WHAT YOU WILL DO
Each line that holds the word "name" should be returned.
=-=-=
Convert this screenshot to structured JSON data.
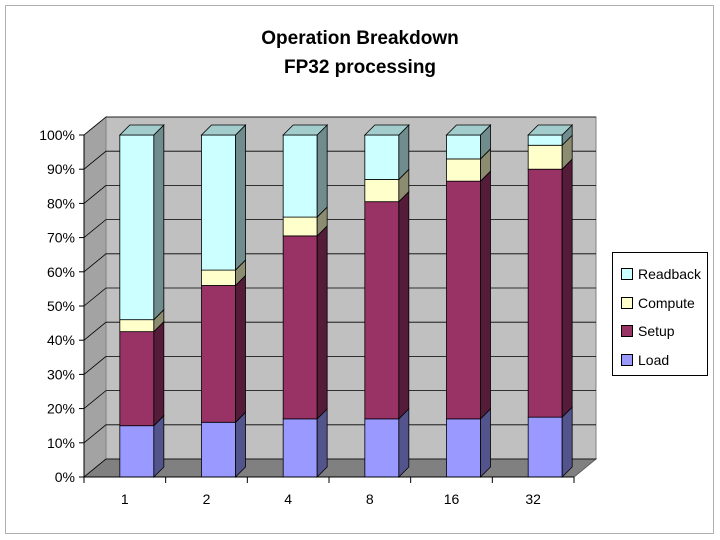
{
  "chart_data": {
    "type": "bar",
    "stacked": true,
    "style": "3d-column",
    "title": "Operation Breakdown",
    "subtitle": "FP32 processing",
    "xlabel": "",
    "ylabel": "",
    "ylim": [
      0,
      100
    ],
    "y_ticks": [
      "0%",
      "10%",
      "20%",
      "30%",
      "40%",
      "50%",
      "60%",
      "70%",
      "80%",
      "90%",
      "100%"
    ],
    "grid": true,
    "legend_position": "right",
    "categories": [
      "1",
      "2",
      "4",
      "8",
      "16",
      "32"
    ],
    "series": [
      {
        "name": "Load",
        "color": "#9999ff",
        "values": [
          15,
          16,
          17,
          17,
          17,
          17.5
        ]
      },
      {
        "name": "Setup",
        "color": "#993366",
        "values": [
          27.5,
          40,
          53.5,
          63.5,
          69.5,
          72.5
        ]
      },
      {
        "name": "Compute",
        "color": "#ffffcc",
        "values": [
          3.5,
          4.5,
          5.5,
          6.5,
          6.5,
          7
        ]
      },
      {
        "name": "Readback",
        "color": "#ccffff",
        "values": [
          54,
          39.5,
          24,
          13,
          7,
          3
        ]
      }
    ],
    "legend_order": [
      "Readback",
      "Compute",
      "Setup",
      "Load"
    ]
  },
  "colors": {
    "wall": "#c0c0c0",
    "floor": "#808080",
    "gridline": "#000000"
  }
}
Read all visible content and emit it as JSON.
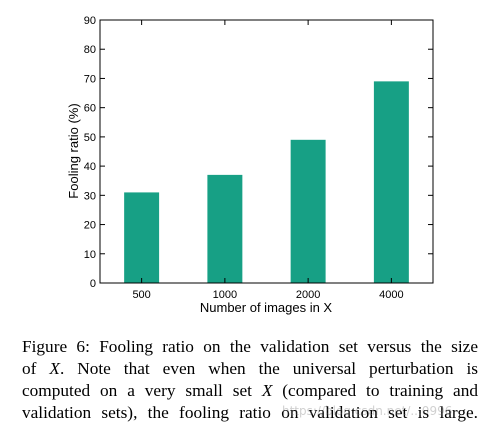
=-=-=
RESULT OF THIS TASK
        "name": "Load",
        "name": "Setup",
        "name": "Compute",
        "name": "Readback",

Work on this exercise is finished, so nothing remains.